(Work to be completed):
Whenever a line in the data holds the string "Patients", copy that line.

(Stored dataset items)
*** Begin section ***

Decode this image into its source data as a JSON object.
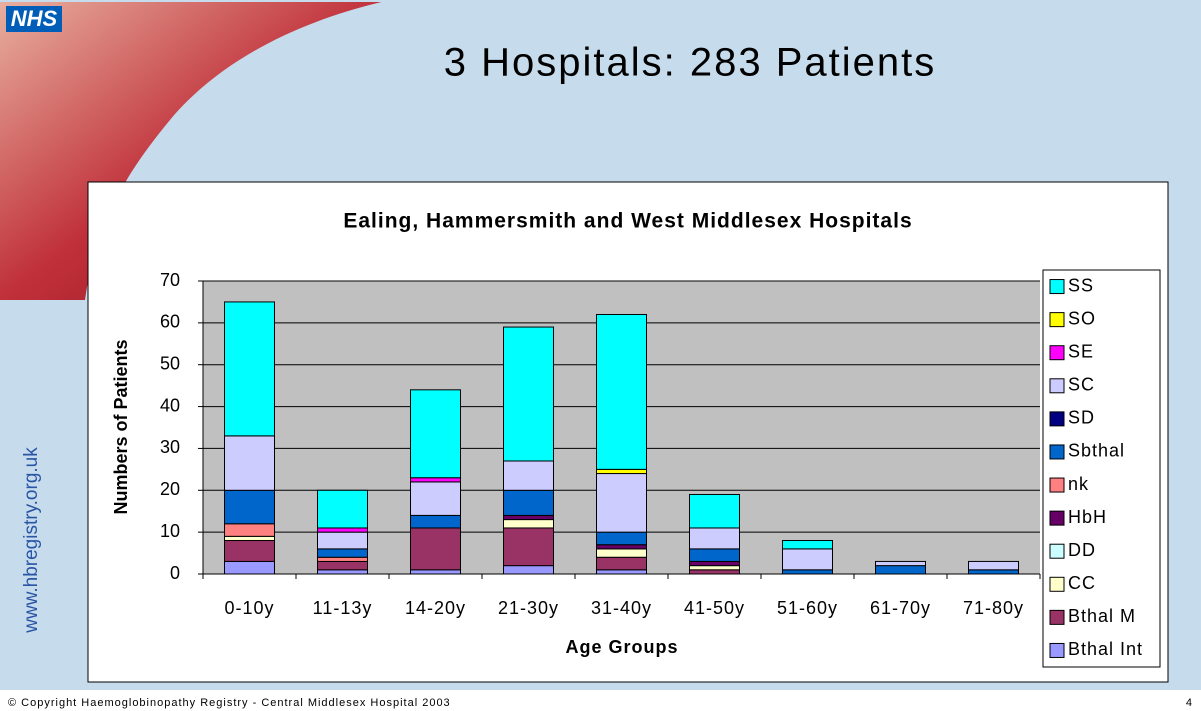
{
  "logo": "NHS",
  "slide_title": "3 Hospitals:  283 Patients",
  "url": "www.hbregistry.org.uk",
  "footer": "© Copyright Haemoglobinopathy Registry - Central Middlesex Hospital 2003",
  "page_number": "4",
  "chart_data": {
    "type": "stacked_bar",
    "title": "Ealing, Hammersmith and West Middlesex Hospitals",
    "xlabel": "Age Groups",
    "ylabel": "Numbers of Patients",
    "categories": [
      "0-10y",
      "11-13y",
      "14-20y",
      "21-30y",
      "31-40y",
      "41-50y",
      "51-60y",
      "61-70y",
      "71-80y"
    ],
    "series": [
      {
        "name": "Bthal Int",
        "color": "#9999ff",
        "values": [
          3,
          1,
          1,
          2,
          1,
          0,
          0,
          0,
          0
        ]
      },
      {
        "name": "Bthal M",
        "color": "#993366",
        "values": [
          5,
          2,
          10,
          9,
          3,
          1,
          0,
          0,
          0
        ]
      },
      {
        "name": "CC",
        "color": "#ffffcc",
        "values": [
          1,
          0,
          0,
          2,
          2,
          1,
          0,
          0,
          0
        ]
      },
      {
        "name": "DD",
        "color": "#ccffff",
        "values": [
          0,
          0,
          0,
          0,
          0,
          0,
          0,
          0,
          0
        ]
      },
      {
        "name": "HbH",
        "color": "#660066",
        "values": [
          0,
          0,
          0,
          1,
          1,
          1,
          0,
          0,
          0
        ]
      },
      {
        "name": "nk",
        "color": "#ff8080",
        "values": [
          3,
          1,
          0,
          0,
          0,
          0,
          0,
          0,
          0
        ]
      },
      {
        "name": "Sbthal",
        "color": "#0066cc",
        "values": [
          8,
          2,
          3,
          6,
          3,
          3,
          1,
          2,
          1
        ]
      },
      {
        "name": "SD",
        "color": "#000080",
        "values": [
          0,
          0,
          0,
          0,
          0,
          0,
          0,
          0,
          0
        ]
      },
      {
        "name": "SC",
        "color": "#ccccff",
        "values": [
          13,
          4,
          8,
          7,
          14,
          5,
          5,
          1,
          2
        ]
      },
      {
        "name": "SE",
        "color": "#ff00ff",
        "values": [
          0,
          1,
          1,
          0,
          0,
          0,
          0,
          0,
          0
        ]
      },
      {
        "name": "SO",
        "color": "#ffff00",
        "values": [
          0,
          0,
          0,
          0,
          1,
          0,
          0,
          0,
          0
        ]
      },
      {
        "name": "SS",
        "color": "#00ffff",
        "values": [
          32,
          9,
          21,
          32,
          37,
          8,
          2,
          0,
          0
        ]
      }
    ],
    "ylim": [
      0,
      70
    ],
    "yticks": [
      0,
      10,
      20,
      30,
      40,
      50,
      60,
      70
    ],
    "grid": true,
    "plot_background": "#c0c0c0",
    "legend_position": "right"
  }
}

*** End section ***

(Answer to this exercise):
  "slide_title": "3 Hospitals:  283 Patients",
    "ylabel": "Numbers of Patients",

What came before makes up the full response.